WHAT THE TASK ASKS
Can you write out the entries below word for word, beginning with the line that contains "Patent image size: (893, 924)." and going on through the line that contains "The multi-disc clutch 2 is at (307, 335).", with both of those lines included?

[Stored entries]
------------------------------

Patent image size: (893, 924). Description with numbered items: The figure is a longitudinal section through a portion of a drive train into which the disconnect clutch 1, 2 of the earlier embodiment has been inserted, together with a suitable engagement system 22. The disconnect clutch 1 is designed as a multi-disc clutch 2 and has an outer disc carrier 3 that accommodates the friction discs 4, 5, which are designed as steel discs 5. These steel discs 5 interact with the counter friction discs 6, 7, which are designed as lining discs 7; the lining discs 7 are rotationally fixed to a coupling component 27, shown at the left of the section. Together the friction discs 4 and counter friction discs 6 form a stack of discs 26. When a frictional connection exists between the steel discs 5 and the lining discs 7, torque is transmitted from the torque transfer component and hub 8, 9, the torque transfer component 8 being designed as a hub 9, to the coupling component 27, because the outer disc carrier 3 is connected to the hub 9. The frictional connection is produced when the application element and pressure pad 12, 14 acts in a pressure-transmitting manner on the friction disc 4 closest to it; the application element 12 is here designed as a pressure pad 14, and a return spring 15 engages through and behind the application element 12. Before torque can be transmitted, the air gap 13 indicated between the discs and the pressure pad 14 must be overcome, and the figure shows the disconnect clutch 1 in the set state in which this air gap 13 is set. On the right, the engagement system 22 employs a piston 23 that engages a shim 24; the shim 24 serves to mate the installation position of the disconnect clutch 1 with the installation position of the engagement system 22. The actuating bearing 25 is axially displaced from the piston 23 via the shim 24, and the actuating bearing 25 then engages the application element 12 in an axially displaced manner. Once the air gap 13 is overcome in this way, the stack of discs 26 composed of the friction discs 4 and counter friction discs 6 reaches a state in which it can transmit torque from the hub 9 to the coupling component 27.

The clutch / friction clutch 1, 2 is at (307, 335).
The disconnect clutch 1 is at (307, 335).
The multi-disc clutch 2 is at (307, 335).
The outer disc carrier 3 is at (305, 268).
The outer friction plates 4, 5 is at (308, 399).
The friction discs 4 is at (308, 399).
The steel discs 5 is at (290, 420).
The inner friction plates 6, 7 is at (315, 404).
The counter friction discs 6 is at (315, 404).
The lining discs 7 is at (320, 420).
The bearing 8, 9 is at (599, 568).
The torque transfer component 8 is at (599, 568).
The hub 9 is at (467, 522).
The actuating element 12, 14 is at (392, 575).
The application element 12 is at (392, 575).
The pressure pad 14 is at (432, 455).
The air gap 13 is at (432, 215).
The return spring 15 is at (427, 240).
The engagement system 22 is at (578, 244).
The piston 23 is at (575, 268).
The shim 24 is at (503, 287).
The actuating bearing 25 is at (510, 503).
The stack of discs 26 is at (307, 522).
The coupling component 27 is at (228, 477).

------------------------------

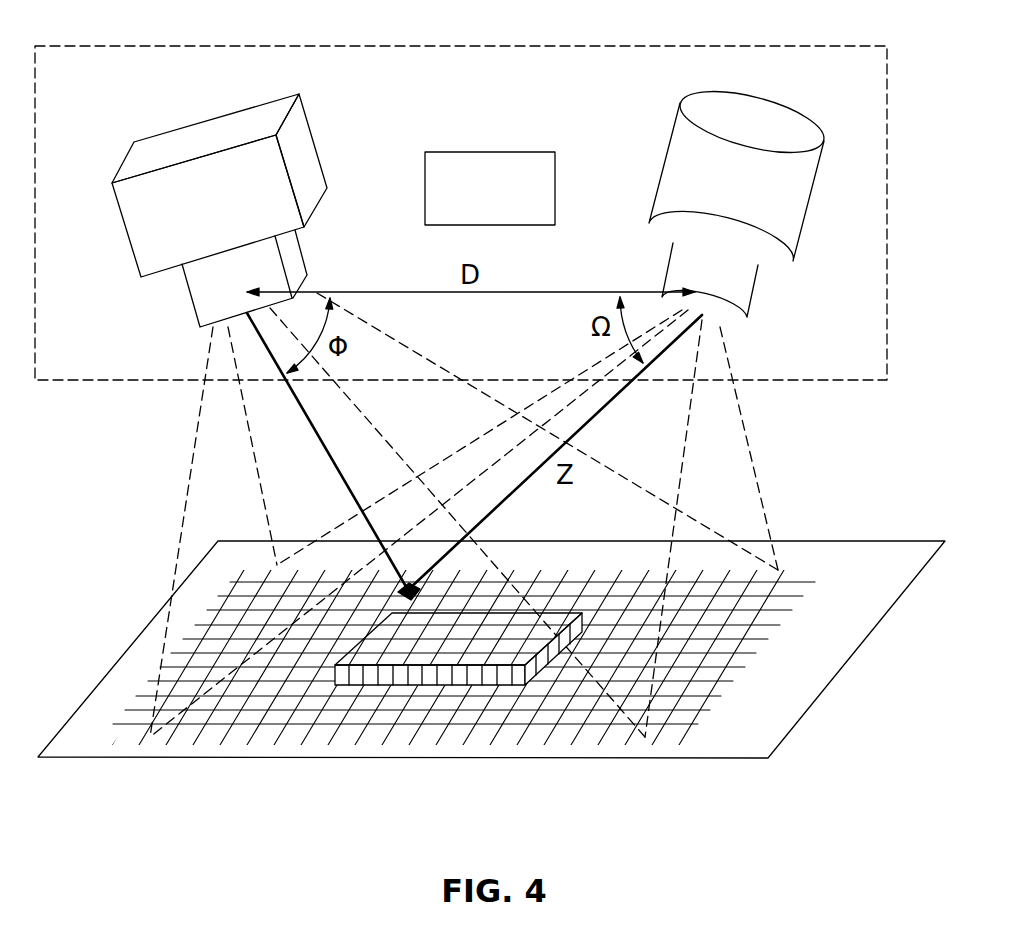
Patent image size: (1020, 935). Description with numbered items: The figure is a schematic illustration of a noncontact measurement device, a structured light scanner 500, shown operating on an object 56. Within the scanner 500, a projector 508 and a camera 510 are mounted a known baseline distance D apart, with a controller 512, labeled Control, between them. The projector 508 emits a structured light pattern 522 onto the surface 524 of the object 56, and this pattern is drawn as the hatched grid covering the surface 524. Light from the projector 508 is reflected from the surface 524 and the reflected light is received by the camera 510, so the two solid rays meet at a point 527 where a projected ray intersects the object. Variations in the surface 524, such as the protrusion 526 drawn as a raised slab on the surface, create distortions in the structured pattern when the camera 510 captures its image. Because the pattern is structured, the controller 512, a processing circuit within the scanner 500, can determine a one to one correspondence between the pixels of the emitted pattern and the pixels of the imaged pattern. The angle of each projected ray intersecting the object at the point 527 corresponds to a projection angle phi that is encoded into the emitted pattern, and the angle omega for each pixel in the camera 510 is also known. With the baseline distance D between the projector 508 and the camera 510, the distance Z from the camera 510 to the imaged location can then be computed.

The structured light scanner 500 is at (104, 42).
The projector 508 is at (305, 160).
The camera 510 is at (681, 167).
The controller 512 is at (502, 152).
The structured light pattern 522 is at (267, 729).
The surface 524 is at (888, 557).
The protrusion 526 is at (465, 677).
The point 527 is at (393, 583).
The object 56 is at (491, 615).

------------------------------

TASK ANSWER
Patent image size: (893, 924). Description with numbered items: The figure is a longitudinal section through a portion of a drive train into which the disconnect clutch 1, 2 of the earlier embodiment has been inserted, together with a suitable engagement system 22. The disconnect clutch 1 is designed as a multi-disc clutch 2 and has an outer disc carrier 3 that accommodates the friction discs 4, 5, which are designed as steel discs 5. These steel discs 5 interact with the counter friction discs 6, 7, which are designed as lining discs 7; the lining discs 7 are rotationally fixed to a coupling component 27, shown at the left of the section. Together the friction discs 4 and counter friction discs 6 form a stack of discs 26. When a frictional connection exists between the steel discs 5 and the lining discs 7, torque is transmitted from the torque transfer component and hub 8, 9, the torque transfer component 8 being designed as a hub 9, to the coupling component 27, because the outer disc carrier 3 is connected to the hub 9. The frictional connection is produced when the application element and pressure pad 12, 14 acts in a pressure-transmitting manner on the friction disc 4 closest to it; the application element 12 is here designed as a pressure pad 14, and a return spring 15 engages through and behind the application element 12. Before torque can be transmitted, the air gap 13 indicated between the discs and the pressure pad 14 must be overcome, and the figure shows the disconnect clutch 1 in the set state in which this air gap 13 is set. On the right, the engagement system 22 employs a piston 23 that engages a shim 24; the shim 24 serves to mate the installation position of the disconnect clutch 1 with the installation position of the engagement system 22. The actuating bearing 25 is axially displaced from the piston 23 via the shim 24, and the actuating bearing 25 then engages the application element 12 in an axially displaced manner. Once the air gap 13 is overcome in this way, the stack of discs 26 composed of the friction discs 4 and counter friction discs 6 reaches a state in which it can transmit torque from the hub 9 to the coupling component 27.

The clutch / friction clutch 1, 2 is at (307, 335).
The disconnect clutch 1 is at (307, 335).
The multi-disc clutch 2 is at (307, 335).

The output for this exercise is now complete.